** Brief **
From the entries that follow, gather each line holding the word "under".

════════

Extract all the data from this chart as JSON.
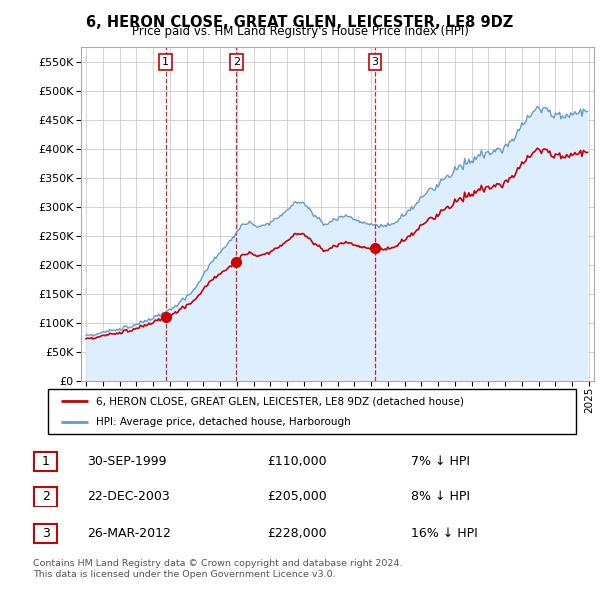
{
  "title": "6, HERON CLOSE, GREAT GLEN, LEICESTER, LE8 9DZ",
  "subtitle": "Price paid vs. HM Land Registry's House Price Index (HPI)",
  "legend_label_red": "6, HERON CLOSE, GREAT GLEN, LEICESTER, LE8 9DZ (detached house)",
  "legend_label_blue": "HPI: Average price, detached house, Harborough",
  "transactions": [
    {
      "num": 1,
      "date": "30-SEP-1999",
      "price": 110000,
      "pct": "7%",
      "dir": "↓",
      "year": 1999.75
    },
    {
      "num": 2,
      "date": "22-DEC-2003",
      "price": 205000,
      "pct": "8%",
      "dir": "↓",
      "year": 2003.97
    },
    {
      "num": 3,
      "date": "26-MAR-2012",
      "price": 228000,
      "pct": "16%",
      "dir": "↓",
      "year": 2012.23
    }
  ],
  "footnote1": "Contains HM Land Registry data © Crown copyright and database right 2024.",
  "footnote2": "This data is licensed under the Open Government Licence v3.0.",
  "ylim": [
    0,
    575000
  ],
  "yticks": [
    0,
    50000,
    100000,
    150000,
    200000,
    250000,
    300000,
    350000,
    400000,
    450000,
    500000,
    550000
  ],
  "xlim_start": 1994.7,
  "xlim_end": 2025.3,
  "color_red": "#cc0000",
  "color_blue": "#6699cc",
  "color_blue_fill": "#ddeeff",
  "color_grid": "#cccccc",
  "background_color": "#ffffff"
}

════════

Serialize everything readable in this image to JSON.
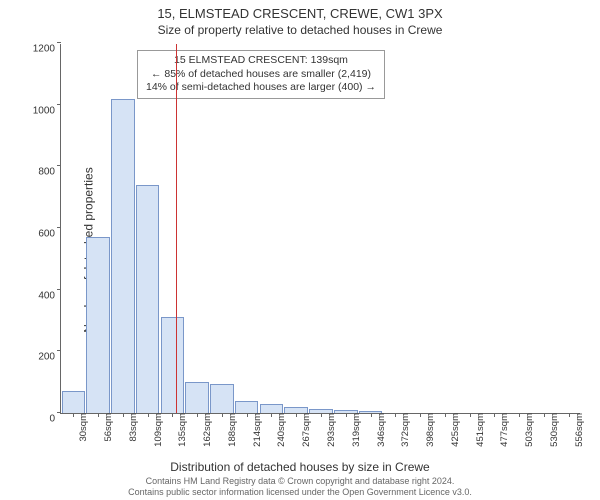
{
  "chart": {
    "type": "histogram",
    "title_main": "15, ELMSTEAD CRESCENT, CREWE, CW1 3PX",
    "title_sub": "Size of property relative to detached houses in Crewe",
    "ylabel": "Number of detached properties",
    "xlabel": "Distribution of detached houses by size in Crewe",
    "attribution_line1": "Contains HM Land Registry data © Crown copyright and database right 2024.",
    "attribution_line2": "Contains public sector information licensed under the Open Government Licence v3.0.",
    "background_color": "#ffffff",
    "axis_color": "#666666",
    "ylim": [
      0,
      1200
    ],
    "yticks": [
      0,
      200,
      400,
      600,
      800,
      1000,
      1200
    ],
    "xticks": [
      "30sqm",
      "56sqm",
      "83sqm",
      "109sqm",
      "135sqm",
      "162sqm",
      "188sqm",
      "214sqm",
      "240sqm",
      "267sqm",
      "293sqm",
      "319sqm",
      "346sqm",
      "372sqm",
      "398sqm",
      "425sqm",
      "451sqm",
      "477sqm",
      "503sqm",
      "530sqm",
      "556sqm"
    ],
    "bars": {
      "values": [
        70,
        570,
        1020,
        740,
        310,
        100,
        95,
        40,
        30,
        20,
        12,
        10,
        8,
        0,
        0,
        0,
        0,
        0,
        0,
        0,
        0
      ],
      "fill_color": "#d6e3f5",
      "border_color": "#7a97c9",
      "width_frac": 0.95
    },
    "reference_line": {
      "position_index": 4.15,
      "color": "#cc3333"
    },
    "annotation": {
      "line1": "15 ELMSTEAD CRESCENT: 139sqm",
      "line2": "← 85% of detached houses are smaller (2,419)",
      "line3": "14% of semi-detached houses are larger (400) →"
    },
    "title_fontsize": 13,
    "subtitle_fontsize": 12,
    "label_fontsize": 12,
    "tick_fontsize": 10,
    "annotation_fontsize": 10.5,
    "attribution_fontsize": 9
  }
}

════════

** Task response **
  "footnote2": "This data is licensed under the Open Government Licence v3.0.",
    "attribution_line2": "Contains public sector information licensed under the Open Government Licence v3.0.",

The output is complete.